Saved entries:
------------------------

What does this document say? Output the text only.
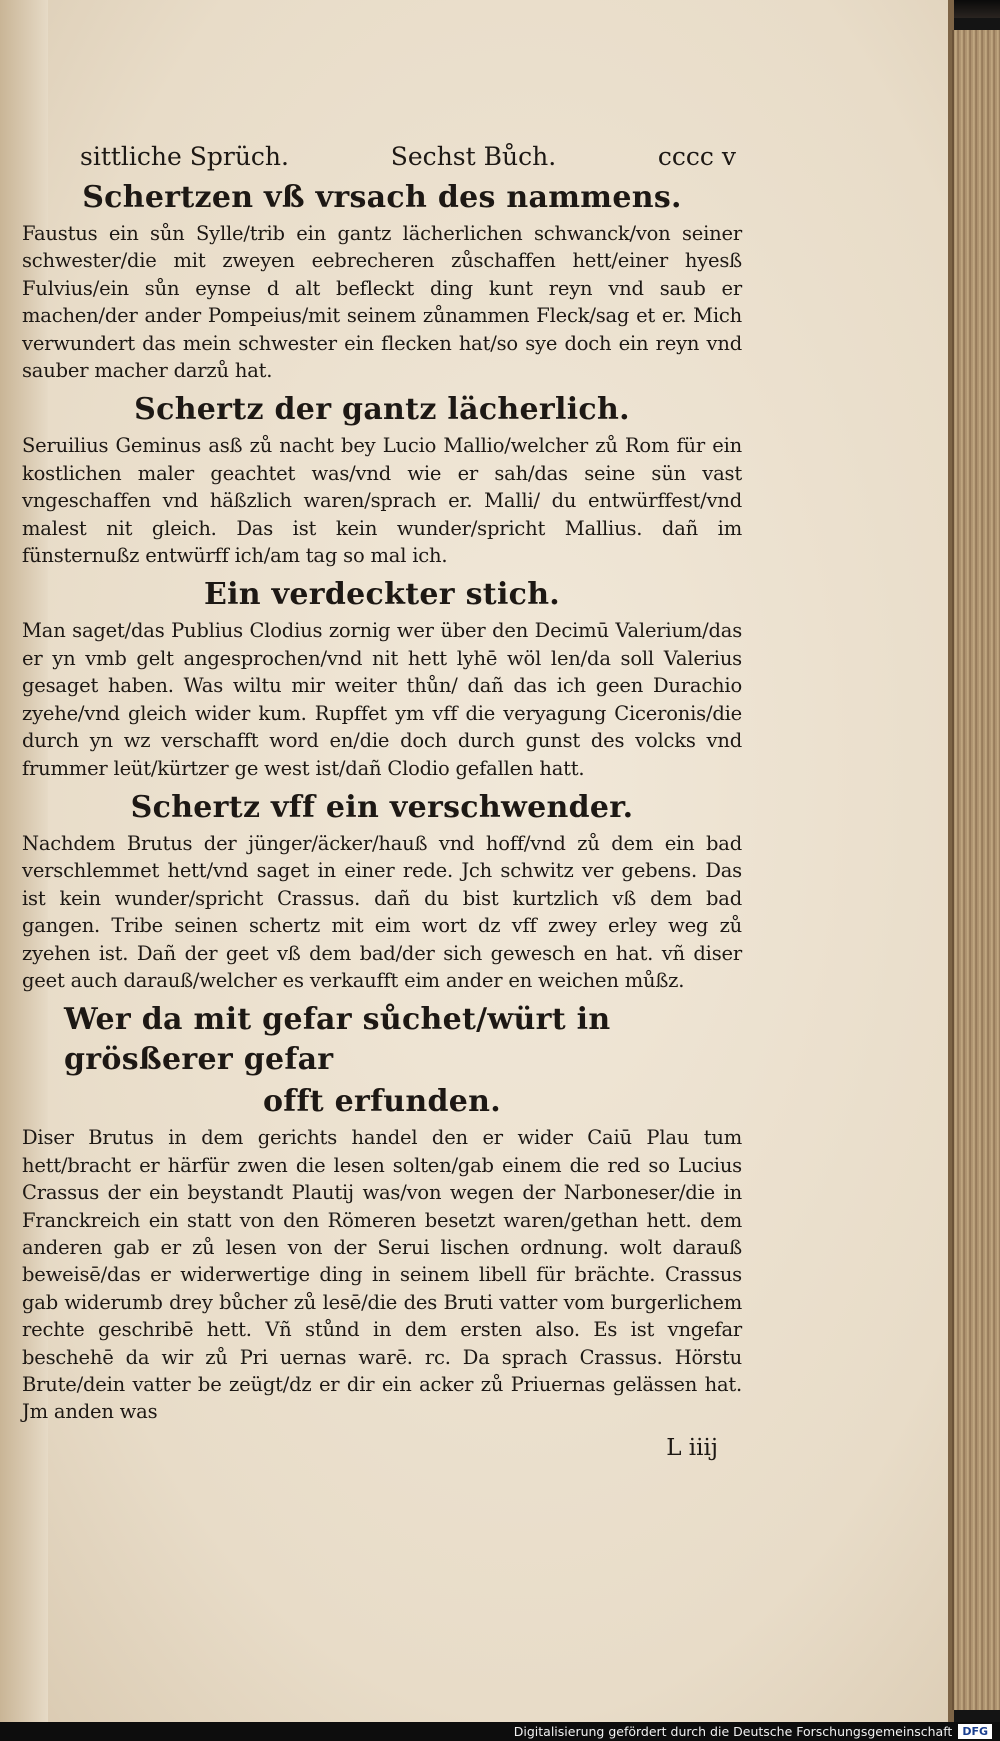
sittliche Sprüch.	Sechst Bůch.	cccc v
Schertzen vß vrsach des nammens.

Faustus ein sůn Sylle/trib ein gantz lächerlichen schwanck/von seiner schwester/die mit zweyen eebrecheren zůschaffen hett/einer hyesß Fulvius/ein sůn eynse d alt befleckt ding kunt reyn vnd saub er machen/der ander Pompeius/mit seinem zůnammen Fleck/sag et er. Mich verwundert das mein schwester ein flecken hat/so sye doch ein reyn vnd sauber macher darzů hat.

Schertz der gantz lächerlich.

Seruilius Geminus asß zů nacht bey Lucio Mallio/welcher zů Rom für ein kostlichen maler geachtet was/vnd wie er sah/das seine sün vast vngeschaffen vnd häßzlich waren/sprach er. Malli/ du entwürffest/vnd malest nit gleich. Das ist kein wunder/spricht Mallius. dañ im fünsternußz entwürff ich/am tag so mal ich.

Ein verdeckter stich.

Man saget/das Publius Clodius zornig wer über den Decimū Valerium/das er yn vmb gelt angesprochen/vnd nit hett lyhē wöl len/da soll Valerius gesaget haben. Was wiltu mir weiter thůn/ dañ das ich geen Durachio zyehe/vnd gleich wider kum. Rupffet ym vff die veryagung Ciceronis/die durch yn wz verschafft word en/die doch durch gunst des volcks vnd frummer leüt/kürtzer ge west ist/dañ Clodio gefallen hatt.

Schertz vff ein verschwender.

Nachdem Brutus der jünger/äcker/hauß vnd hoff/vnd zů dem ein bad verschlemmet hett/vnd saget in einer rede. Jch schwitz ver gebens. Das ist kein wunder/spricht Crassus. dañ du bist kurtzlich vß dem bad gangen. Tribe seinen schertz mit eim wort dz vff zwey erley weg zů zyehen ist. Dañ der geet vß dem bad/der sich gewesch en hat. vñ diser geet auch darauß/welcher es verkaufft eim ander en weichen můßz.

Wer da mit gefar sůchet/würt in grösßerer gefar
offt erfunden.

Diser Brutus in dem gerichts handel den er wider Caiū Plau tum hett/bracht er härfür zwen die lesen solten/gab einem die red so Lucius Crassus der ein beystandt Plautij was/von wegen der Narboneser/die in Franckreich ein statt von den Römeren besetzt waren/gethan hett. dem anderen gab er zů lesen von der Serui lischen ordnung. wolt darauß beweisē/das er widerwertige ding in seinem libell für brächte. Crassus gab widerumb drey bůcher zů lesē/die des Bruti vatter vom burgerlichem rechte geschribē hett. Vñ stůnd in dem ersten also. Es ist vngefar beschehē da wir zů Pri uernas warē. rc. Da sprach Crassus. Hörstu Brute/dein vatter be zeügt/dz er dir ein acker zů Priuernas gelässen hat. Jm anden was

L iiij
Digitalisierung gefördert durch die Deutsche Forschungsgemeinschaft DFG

------------------------

GIVEN EXERCISE: Show the lines that mention the word "durch".

EXERCISE SOLUTION:
Man saget/das Publius Clodius zornig wer über den Decimū Valerium/das er yn vmb gelt angesprochen/vnd nit hett lyhē wöl len/da soll Valerius gesaget haben. Was wiltu mir weiter thůn/ dañ das ich geen Durachio zyehe/vnd gleich wider kum. Rupffet ym vff die veryagung Ciceronis/die durch yn wz verschafft word en/die doch durch gunst des volcks vnd frummer leüt/kürtzer ge west ist/dañ Clodio gefallen hatt.
Digitalisierung gefördert durch die Deutsche Forschungsgemeinschaft DFG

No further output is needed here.